▸ Work to be completed:
Pull out each line of the data that contains the string "item". Case counts.

▸ Input for this task:
□ □ □
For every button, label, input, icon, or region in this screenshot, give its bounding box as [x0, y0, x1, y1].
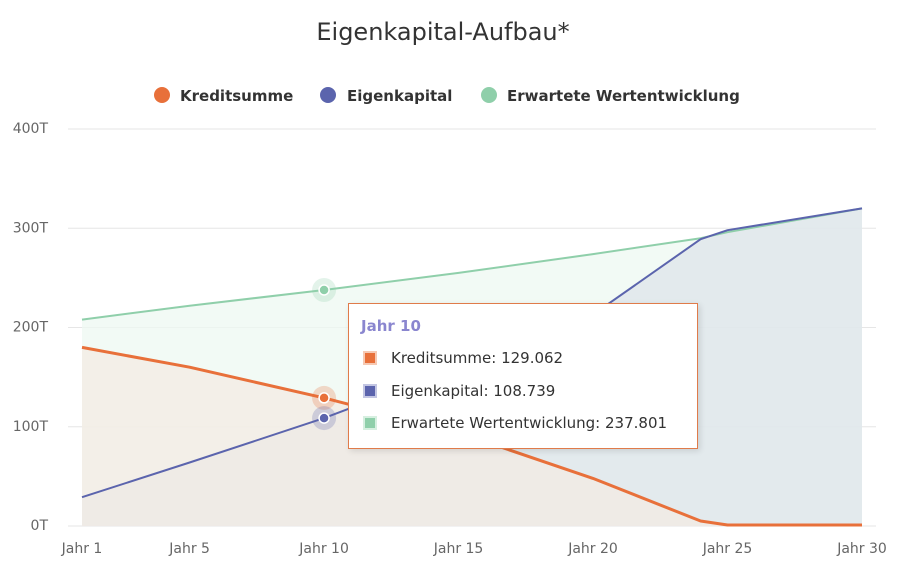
tooltip-row-wertentwicklung: Erwartete Wertentwicklung: 237.801 [363, 412, 667, 434]
marker-kreditsumme [318, 392, 330, 404]
legend-item-eigenkapital[interactable]: Eigenkapital [320, 87, 452, 105]
x-tick-label: Jahr 15 [433, 541, 484, 557]
line-erwartete-wertentwicklung [81, 207, 863, 321]
tooltip-text-kreditsumme: Kreditsumme: 129.062 [391, 349, 564, 367]
x-tick-label: Jahr 20 [567, 541, 618, 557]
legend-item-kreditsumme[interactable]: Kreditsumme [154, 87, 293, 105]
y-tick-label: 400T [13, 121, 49, 137]
legend-marker-eigenkapital [320, 87, 336, 103]
area-kreditsumme [82, 347, 862, 526]
y-tick-label: 300T [13, 220, 49, 236]
y-axis-ticks: 0T 100T 200T 300T 400T [13, 121, 49, 534]
legend-label-kreditsumme: Kreditsumme [180, 87, 293, 105]
y-tick-label: 0T [31, 518, 49, 534]
tooltip-swatch-eigenkapital [363, 384, 377, 398]
tooltip-row-eigenkapital: Eigenkapital: 108.739 [363, 380, 555, 402]
legend-marker-kreditsumme [154, 87, 170, 103]
x-tick-label: Jahr 1 [61, 541, 103, 557]
line-kreditsumme [81, 345, 862, 527]
tooltip-swatch-wertentwicklung [363, 416, 377, 430]
chart-title: Eigenkapital-Aufbau* [316, 18, 569, 46]
y-tick-label: 100T [13, 419, 49, 435]
x-tick-label: Jahr 10 [298, 541, 349, 557]
tooltip-swatch-kreditsumme [363, 351, 377, 365]
tooltip-text-wertentwicklung: Erwartete Wertentwicklung: 237.801 [391, 414, 668, 432]
x-tick-label: Jahr 25 [702, 541, 753, 557]
marker-erwartete-wertentwicklung [318, 284, 330, 296]
x-axis-ticks: Jahr 1 Jahr 5 Jahr 10 Jahr 15 Jahr 20 Jahr 25… [61, 541, 887, 557]
legend-label-eigenkapital: Eigenkapital [347, 87, 452, 105]
legend-marker-wertentwicklung [481, 87, 497, 103]
tooltip-title: Jahr 10 [361, 317, 421, 335]
x-tick-label: Jahr 30 [836, 541, 887, 557]
y-tick-label: 200T [13, 320, 49, 336]
tooltip-text-eigenkapital: Eigenkapital: 108.739 [391, 382, 556, 400]
legend-item-wertentwicklung[interactable]: Erwartete Wertentwicklung [481, 87, 740, 105]
marker-eigenkapital [318, 412, 330, 424]
tooltip: Jahr 10 Kreditsumme: 129.062 Eigenkapita… [348, 303, 698, 449]
hover-markers [312, 277, 337, 431]
tooltip-row-kreditsumme: Kreditsumme: 129.062 [363, 347, 563, 369]
x-tick-label: Jahr 5 [168, 541, 210, 557]
legend-label-wertentwicklung: Erwartete Wertentwicklung [507, 87, 740, 105]
legend: Kreditsumme Eigenkapital Erwartete Werte… [154, 87, 740, 105]
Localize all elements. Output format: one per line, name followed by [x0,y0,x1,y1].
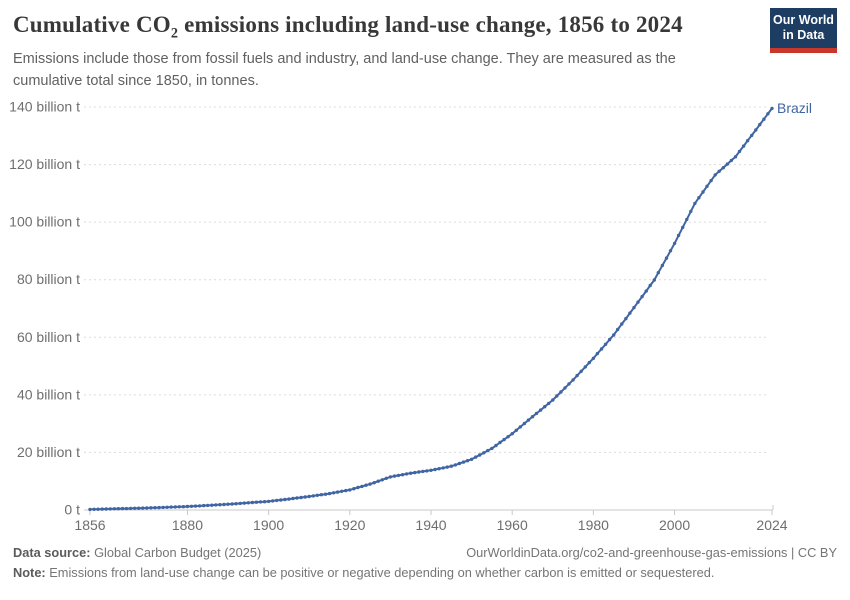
title-subscript: 2 [170,25,179,42]
chart-footer: Data source: Global Carbon Budget (2025)… [13,545,837,580]
title-text: Cumulative CO [13,12,171,37]
x-tick-label: 2024 [756,517,787,533]
note-label: Note: [13,565,46,580]
x-tick-label: 1960 [497,517,528,533]
chart-subtitle: Emissions include those from fossil fuel… [13,51,676,89]
x-tick-label: 1980 [578,517,609,533]
y-tick-label: 120 billion t [9,156,80,172]
entity-label[interactable]: Brazil [777,100,812,116]
y-tick-label: 0 t [64,502,80,518]
x-tick-label: 1880 [172,517,203,533]
data-source: Data source: Global Carbon Budget (2025) [13,545,261,560]
owid-logo-text: Our World in Data [773,13,834,43]
data-source-value: Global Carbon Budget (2025) [90,545,262,560]
x-tick-label: 1920 [334,517,365,533]
y-tick-label: 80 billion t [17,271,80,287]
owid-logo[interactable]: Our World in Data [770,8,837,53]
chart-note: Note: Emissions from land-use change can… [13,565,837,580]
page-title: Cumulative CO2 emissions including land-… [13,12,683,41]
x-tick-label: 1900 [253,517,284,533]
x-tick-label: 1940 [415,517,446,533]
data-line[interactable] [89,107,773,511]
data-points [88,106,774,512]
note-value: Emissions from land-use change can be po… [45,565,715,580]
x-axis: 1856 1880 1900 1920 1940 1960 1980 2000 2024 [74,510,788,533]
x-tick-label: 1856 [74,517,105,533]
y-axis: 0 t 20 billion t 40 billion t 60 billion t 8… [9,99,774,518]
x-tick-label: 2000 [659,517,690,533]
y-tick-label: 60 billion t [17,329,80,345]
y-tick-label: 40 billion t [17,386,80,402]
y-tick-label: 100 billion t [9,214,80,230]
attribution-link[interactable]: OurWorldinData.org/co2-and-greenhouse-ga… [466,545,837,560]
title-text-cont: emissions including land-use change, 185… [178,12,683,37]
y-tick-label: 20 billion t [17,444,80,460]
y-tick-label: 140 billion t [9,99,80,115]
data-series-brazil[interactable] [88,106,774,512]
data-source-label: Data source: [13,545,91,560]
□ □ □
▸ Result for this task:
legend-item-eigenkapital[interactable]: Eigenkapital [320, 87, 452, 105]
legend-item-kreditsumme[interactable]: Kreditsumme [154, 87, 293, 105]
legend-item-wertentwicklung[interactable]: Erwartete Wertentwicklung [481, 87, 740, 105]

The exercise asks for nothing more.